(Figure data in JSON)
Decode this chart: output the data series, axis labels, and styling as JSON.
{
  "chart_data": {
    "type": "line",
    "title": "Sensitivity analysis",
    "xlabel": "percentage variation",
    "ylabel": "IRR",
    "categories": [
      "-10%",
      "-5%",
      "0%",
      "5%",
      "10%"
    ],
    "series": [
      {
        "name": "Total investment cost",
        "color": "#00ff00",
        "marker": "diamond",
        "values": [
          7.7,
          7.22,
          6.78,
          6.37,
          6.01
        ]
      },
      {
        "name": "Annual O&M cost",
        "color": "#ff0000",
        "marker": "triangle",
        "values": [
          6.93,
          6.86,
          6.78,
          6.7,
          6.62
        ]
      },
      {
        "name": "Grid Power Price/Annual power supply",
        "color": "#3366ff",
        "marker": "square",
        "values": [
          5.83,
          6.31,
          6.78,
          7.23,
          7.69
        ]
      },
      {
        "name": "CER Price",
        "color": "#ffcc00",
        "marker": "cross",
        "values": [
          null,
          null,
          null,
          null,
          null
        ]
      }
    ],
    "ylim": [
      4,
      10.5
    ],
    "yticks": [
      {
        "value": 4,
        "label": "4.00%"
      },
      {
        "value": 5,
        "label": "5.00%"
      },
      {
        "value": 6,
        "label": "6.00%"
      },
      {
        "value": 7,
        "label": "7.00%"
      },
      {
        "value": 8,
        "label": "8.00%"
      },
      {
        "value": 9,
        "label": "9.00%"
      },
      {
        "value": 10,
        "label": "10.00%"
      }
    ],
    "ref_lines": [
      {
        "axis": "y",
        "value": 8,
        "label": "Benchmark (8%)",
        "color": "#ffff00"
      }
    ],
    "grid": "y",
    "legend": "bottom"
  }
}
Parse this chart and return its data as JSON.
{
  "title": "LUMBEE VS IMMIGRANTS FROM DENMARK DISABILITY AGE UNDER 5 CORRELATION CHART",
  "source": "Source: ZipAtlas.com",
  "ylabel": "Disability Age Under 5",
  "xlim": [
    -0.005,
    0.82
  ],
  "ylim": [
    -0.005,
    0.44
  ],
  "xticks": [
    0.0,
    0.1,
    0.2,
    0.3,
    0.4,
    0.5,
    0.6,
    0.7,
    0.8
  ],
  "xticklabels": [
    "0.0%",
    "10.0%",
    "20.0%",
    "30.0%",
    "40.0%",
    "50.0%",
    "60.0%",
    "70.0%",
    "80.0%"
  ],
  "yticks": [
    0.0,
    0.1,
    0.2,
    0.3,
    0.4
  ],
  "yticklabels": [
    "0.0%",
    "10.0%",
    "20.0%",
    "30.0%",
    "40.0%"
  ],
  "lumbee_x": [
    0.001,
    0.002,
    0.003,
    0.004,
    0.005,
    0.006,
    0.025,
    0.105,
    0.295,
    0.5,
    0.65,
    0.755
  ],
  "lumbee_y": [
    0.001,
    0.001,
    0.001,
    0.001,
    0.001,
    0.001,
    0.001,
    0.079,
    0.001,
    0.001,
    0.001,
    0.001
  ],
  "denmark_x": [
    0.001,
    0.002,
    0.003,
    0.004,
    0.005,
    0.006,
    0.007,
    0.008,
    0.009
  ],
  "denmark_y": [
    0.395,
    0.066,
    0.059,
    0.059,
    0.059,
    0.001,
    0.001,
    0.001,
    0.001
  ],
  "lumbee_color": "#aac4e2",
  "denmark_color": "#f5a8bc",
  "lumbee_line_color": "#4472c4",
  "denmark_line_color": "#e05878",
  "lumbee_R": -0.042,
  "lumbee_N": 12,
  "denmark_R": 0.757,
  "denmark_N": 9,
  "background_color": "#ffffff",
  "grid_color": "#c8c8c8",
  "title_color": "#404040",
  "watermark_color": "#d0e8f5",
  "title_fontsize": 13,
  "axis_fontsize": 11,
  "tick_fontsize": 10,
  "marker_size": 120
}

■ Stated problem:
Recopy the entries above in their entirety, exactly.

■ Answer:
Decode this chart: output the data series, axis labels, and styling as JSON.
{
  "chart_data": {
    "type": "line",
    "title": "Sensitivity analysis",
    "xlabel": "percentage variation",
    "ylabel": "IRR",
    "categories": [
      "-10%",
      "-5%",
      "0%",
      "5%",
      "10%"
    ],
    "series": [
      {
        "name": "Total investment cost",
        "color": "#00ff00",
        "marker": "diamond",
        "values": [
          7.7,
          7.22,
          6.78,
          6.37,
          6.01
        ]
      },
      {
        "name": "Annual O&M cost",
        "color": "#ff0000",
        "marker": "triangle",
        "values": [
          6.93,
          6.86,
          6.78,
          6.7,
          6.62
        ]
      },
      {
        "name": "Grid Power Price/Annual power supply",
        "color": "#3366ff",
        "marker": "square",
        "values": [
          5.83,
          6.31,
          6.78,
          7.23,
          7.69
        ]
      },
      {
        "name": "CER Price",
        "color": "#ffcc00",
        "marker": "cross",
        "values": [
          null,
          null,
          null,
          null,
          null
        ]
      }
    ],
    "ylim": [
      4,
      10.5
    ],
    "yticks": [
      {
        "value": 4,
        "label": "4.00%"
      },
      {
        "value": 5,
        "label": "5.00%"
      },
      {
        "value": 6,
        "label": "6.00%"
      },
      {
        "value": 7,
        "label": "7.00%"
      },
      {
        "value": 8,
        "label": "8.00%"
      },
      {
        "value": 9,
        "label": "9.00%"
      },
      {
        "value": 10,
        "label": "10.00%"
      }
    ],
    "ref_lines": [
      {
        "axis": "y",
        "value": 8,
        "label": "Benchmark (8%)",
        "color": "#ffff00"
      }
    ],
    "grid": "y",
    "legend": "bottom"
  }
}
Parse this chart and return its data as JSON.
{
  "title": "LUMBEE VS IMMIGRANTS FROM DENMARK DISABILITY AGE UNDER 5 CORRELATION CHART",
  "source": "Source: ZipAtlas.com",
  "ylabel": "Disability Age Under 5",
  "xlim": [
    -0.005,
    0.82
  ],
  "ylim": [
    -0.005,
    0.44
  ],
  "xticks": [
    0.0,
    0.1,
    0.2,
    0.3,
    0.4,
    0.5,
    0.6,
    0.7,
    0.8
  ],
  "xticklabels": [
    "0.0%",
    "10.0%",
    "20.0%",
    "30.0%",
    "40.0%",
    "50.0%",
    "60.0%",
    "70.0%",
    "80.0%"
  ],
  "yticks": [
    0.0,
    0.1,
    0.2,
    0.3,
    0.4
  ],
  "yticklabels": [
    "0.0%",
    "10.0%",
    "20.0%",
    "30.0%",
    "40.0%"
  ],
  "lumbee_x": [
    0.001,
    0.002,
    0.003,
    0.004,
    0.005,
    0.006,
    0.025,
    0.105,
    0.295,
    0.5,
    0.65,
    0.755
  ],
  "lumbee_y": [
    0.001,
    0.001,
    0.001,
    0.001,
    0.001,
    0.001,
    0.001,
    0.079,
    0.001,
    0.001,
    0.001,
    0.001
  ],
  "denmark_x": [
    0.001,
    0.002,
    0.003,
    0.004,
    0.005,
    0.006,
    0.007,
    0.008,
    0.009
  ],
  "denmark_y": [
    0.395,
    0.066,
    0.059,
    0.059,
    0.059,
    0.001,
    0.001,
    0.001,
    0.001
  ],
  "lumbee_color": "#aac4e2",
  "denmark_color": "#f5a8bc",
  "lumbee_line_color": "#4472c4",
  "denmark_line_color": "#e05878",
  "lumbee_R": -0.042,
  "lumbee_N": 12,
  "denmark_R": 0.757,
  "denmark_N": 9,
  "background_color": "#ffffff",
  "grid_color": "#c8c8c8",
  "title_color": "#404040",
  "watermark_color": "#d0e8f5",
  "title_fontsize": 13,
  "axis_fontsize": 11,
  "tick_fontsize": 10,
  "marker_size": 120
}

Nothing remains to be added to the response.